Stated exercise => Copy out all of the material, matching it word for word.

Stored entries
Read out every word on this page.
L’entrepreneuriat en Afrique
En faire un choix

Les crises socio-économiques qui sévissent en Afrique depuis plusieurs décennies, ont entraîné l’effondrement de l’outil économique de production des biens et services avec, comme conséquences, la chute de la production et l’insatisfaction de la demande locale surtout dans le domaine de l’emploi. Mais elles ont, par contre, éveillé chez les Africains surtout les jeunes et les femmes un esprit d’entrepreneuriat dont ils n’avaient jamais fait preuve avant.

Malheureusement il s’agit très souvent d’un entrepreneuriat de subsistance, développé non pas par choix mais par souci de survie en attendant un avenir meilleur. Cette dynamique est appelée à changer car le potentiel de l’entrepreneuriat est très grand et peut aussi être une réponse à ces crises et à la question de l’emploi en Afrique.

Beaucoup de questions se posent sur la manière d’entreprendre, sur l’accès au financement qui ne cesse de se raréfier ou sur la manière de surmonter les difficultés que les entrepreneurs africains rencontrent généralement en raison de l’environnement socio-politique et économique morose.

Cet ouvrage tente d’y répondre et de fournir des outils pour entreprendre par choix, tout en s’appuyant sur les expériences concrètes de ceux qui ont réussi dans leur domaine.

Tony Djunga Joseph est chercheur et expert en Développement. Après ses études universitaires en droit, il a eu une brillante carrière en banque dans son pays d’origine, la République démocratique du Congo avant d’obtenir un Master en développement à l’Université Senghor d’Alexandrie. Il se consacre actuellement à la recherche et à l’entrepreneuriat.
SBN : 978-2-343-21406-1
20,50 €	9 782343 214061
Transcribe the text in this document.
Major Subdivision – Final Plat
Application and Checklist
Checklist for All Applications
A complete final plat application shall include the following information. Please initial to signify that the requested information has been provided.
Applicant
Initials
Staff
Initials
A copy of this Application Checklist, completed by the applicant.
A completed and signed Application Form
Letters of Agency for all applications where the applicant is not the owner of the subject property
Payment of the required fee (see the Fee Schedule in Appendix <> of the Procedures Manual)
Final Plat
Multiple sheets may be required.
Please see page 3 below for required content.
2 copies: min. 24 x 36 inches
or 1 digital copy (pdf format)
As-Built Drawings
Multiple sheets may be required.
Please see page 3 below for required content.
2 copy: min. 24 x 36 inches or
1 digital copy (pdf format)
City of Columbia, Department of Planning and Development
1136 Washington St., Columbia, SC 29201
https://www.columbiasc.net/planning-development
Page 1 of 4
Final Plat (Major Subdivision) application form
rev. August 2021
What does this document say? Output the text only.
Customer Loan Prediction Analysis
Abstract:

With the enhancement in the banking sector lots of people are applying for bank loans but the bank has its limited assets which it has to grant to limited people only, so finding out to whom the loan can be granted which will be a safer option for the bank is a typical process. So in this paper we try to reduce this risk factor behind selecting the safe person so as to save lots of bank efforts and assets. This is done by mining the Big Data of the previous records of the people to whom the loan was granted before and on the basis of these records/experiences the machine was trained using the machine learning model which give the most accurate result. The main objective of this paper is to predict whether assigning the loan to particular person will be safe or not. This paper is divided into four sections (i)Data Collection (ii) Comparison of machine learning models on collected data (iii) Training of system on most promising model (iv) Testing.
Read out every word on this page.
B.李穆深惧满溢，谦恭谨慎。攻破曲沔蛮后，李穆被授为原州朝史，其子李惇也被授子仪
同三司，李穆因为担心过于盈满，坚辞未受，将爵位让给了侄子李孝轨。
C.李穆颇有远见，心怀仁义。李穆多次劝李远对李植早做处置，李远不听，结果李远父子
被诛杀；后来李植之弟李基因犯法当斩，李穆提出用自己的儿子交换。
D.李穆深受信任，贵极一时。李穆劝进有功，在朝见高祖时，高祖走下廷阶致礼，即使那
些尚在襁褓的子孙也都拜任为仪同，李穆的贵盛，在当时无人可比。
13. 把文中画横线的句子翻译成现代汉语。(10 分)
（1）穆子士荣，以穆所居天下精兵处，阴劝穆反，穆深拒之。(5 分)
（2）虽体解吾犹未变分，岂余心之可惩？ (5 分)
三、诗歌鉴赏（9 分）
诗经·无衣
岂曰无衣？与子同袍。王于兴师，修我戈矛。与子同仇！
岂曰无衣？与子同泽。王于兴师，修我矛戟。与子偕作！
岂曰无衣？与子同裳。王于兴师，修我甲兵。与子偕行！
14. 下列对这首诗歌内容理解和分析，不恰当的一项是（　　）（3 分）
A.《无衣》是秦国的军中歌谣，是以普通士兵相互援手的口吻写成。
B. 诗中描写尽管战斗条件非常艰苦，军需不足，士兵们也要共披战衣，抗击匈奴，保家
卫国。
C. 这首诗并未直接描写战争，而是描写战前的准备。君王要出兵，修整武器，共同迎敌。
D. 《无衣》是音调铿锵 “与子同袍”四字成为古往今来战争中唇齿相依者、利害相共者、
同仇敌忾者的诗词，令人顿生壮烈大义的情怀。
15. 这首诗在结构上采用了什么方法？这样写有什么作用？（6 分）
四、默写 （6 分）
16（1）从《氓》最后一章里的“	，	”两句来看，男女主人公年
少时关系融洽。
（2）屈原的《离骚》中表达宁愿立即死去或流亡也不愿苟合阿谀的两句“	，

Output for this task =>
Read out every word on this page.
L’entrepreneuriat en Afrique
En faire un choix

Les crises socio-économiques qui sévissent en Afrique depuis plusieurs décennies, ont entraîné l’effondrement de l’outil économique de production des biens et services avec, comme conséquences, la chute de la production et l’insatisfaction de la demande locale surtout dans le domaine de l’emploi. Mais elles ont, par contre, éveillé chez les Africains surtout les jeunes et les femmes un esprit d’entrepreneuriat dont ils n’avaient jamais fait preuve avant.

Malheureusement il s’agit très souvent d’un entrepreneuriat de subsistance, développé non pas par choix mais par souci de survie en attendant un avenir meilleur. Cette dynamique est appelée à changer car le potentiel de l’entrepreneuriat est très grand et peut aussi être une réponse à ces crises et à la question de l’emploi en Afrique.

Beaucoup de questions se posent sur la manière d’entreprendre, sur l’accès au financement qui ne cesse de se raréfier ou sur la manière de surmonter les difficultés que les entrepreneurs africains rencontrent généralement en raison de l’environnement socio-politique et économique morose.

Cet ouvrage tente d’y répondre et de fournir des outils pour entreprendre par choix, tout en s’appuyant sur les expériences concrètes de ceux qui ont réussi dans leur domaine.

Tony Djunga Joseph est chercheur et expert en Développement. Après ses études universitaires en droit, il a eu une brillante carrière en banque dans son pays d’origine, la République démocratique du Congo avant d’obtenir un Master en développement à l’Université Senghor d’Alexandrie. Il se consacre actuellement à la recherche et à l’entrepreneuriat.
SBN : 978-2-343-21406-1
20,50 €	9 782343 214061
Transcribe the text in this document.
Major Subdivision – Final Plat
Application and Checklist
Checklist for All Applications
A complete final plat application shall include the following information. Please initial to signify that the requested information has been provided.
Applicant
Initials
Staff
Initials
A copy of this Application Checklist, completed by the applicant.
A completed and signed Application Form
Letters of Agency for all applications where the applicant is not the owner of the subject property
Payment of the required fee (see the Fee Schedule in Appendix <> of the Procedures Manual)
Final Plat
Multiple sheets may be required.
Please see page 3 below for required content.
2 copies: min. 24 x 36 inches
or 1 digital copy (pdf format)
As-Built Drawings
Multiple sheets may be required.
Please see page 3 below for required content.
2 copy: min. 24 x 36 inches or
1 digital copy (pdf format)
City of Columbia, Department of Planning and Development
1136 Washington St., Columbia, SC 29201
https://www.columbiasc.net/planning-development
Page 1 of 4
Final Plat (Major Subdivision) application form
rev. August 2021
What does this document say? Output the text only.
Customer Loan Prediction Analysis
Abstract:

With the enhancement in the banking sector lots of people are applying for bank loans but the bank has its limited assets which it has to grant to limited people only, so finding out to whom the loan can be granted which will be a safer option for the bank is a typical process. So in this paper we try to reduce this risk factor behind selecting the safe person so as to save lots of bank efforts and assets. This is done by mining the Big Data of the previous records of the people to whom the loan was granted before and on the basis of these records/experiences the machine was trained using the machine learning model which give the most accurate result. The main objective of this paper is to predict whether assigning the loan to particular person will be safe or not. This paper is divided into four sections (i)Data Collection (ii) Comparison of machine learning models on collected data (iii) Training of system on most promising model (iv) Testing.
Read out every word on this page.
B.李穆深惧满溢，谦恭谨慎。攻破曲沔蛮后，李穆被授为原州朝史，其子李惇也被授子仪
同三司，李穆因为担心过于盈满，坚辞未受，将爵位让给了侄子李孝轨。
C.李穆颇有远见，心怀仁义。李穆多次劝李远对李植早做处置，李远不听，结果李远父子
被诛杀；后来李植之弟李基因犯法当斩，李穆提出用自己的儿子交换。
D.李穆深受信任，贵极一时。李穆劝进有功，在朝见高祖时，高祖走下廷阶致礼，即使那
些尚在襁褓的子孙也都拜任为仪同，李穆的贵盛，在当时无人可比。
13. 把文中画横线的句子翻译成现代汉语。(10 分)
（1）穆子士荣，以穆所居天下精兵处，阴劝穆反，穆深拒之。(5 分)
（2）虽体解吾犹未变分，岂余心之可惩？ (5 分)
三、诗歌鉴赏（9 分）
诗经·无衣
岂曰无衣？与子同袍。王于兴师，修我戈矛。与子同仇！
岂曰无衣？与子同泽。王于兴师，修我矛戟。与子偕作！
岂曰无衣？与子同裳。王于兴师，修我甲兵。与子偕行！
14. 下列对这首诗歌内容理解和分析，不恰当的一项是（　　）（3 分）
A.《无衣》是秦国的军中歌谣，是以普通士兵相互援手的口吻写成。
B. 诗中描写尽管战斗条件非常艰苦，军需不足，士兵们也要共披战衣，抗击匈奴，保家
卫国。
C. 这首诗并未直接描写战争，而是描写战前的准备。君王要出兵，修整武器，共同迎敌。
D. 《无衣》是音调铿锵 “与子同袍”四字成为古往今来战争中唇齿相依者、利害相共者、
同仇敌忾者的诗词，令人顿生壮烈大义的情怀。
15. 这首诗在结构上采用了什么方法？这样写有什么作用？（6 分）
四、默写 （6 分）
16（1）从《氓》最后一章里的“	，	”两句来看，男女主人公年
少时关系融洽。
（2）屈原的《离骚》中表达宁愿立即死去或流亡也不愿苟合阿谀的两句“	，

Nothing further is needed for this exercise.